## Set task
Locate the line that contains "Type out the text in this image.", then copy it and all later lines of the data below exactly, through the last one.

=== Rows ===

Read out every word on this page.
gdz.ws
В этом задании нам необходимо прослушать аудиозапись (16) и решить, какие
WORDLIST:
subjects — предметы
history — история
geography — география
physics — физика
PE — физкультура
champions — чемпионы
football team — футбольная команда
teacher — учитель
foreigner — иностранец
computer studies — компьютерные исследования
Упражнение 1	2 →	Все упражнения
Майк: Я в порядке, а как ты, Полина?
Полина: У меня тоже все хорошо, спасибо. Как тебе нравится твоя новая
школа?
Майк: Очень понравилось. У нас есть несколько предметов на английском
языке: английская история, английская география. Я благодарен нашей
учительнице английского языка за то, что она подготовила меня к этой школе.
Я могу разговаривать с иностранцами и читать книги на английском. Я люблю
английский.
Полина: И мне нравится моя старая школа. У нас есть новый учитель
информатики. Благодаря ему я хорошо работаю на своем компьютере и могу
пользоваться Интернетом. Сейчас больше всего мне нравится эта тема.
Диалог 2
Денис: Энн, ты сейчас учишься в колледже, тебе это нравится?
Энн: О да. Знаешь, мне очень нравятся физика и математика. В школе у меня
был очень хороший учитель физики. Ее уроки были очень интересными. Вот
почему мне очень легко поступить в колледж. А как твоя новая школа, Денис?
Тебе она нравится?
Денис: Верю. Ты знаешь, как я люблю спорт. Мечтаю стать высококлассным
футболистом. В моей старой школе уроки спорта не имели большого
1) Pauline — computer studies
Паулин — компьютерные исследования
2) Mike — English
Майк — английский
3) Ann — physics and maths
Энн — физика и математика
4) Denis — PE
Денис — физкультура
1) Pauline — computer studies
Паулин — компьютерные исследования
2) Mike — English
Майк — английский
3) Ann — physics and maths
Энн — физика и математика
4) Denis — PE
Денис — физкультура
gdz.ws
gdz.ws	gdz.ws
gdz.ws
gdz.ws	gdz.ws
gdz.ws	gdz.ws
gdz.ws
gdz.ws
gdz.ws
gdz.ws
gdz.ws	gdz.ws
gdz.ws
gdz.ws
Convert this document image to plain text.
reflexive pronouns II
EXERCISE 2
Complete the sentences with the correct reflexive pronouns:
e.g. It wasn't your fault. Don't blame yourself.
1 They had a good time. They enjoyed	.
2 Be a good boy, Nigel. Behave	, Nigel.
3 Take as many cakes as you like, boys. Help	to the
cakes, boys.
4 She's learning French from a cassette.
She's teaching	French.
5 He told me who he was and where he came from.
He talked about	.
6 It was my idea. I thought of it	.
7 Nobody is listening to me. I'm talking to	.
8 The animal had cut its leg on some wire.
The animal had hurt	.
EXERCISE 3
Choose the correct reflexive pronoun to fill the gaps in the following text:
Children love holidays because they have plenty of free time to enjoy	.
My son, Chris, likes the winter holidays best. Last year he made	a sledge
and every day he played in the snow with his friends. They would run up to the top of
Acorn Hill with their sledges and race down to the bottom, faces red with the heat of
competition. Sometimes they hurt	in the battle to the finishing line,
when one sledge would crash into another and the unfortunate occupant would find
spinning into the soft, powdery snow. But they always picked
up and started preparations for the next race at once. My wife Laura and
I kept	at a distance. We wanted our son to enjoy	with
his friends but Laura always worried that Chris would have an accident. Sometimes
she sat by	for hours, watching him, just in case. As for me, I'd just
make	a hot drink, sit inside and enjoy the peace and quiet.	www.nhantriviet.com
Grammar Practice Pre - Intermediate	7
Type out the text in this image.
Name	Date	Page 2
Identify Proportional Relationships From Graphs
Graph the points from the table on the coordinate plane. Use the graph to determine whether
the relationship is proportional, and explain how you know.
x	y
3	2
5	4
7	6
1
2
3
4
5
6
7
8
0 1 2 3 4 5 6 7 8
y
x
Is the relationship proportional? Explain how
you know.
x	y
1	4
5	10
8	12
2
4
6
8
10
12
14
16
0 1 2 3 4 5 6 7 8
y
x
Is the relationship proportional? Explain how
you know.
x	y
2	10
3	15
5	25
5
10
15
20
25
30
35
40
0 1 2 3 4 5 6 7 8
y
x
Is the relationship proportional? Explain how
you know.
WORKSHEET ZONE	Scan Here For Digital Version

===

## Correct response
Type out the text in this image.
Name	Date	Page 2
Identify Proportional Relationships From Graphs
Graph the points from the table on the coordinate plane. Use the graph to determine whether
the relationship is proportional, and explain how you know.
x	y
3	2
5	4
7	6
1
2
3
4
5
6
7
8
0 1 2 3 4 5 6 7 8
y
x
Is the relationship proportional? Explain how
you know.
x	y
1	4
5	10
8	12
2
4
6
8
10
12
14
16
0 1 2 3 4 5 6 7 8
y
x
Is the relationship proportional? Explain how
you know.
x	y
2	10
3	15
5	25
5
10
15
20
25
30
35
40
0 1 2 3 4 5 6 7 8
y
x
Is the relationship proportional? Explain how
you know.
WORKSHEET ZONE	Scan Here For Digital Version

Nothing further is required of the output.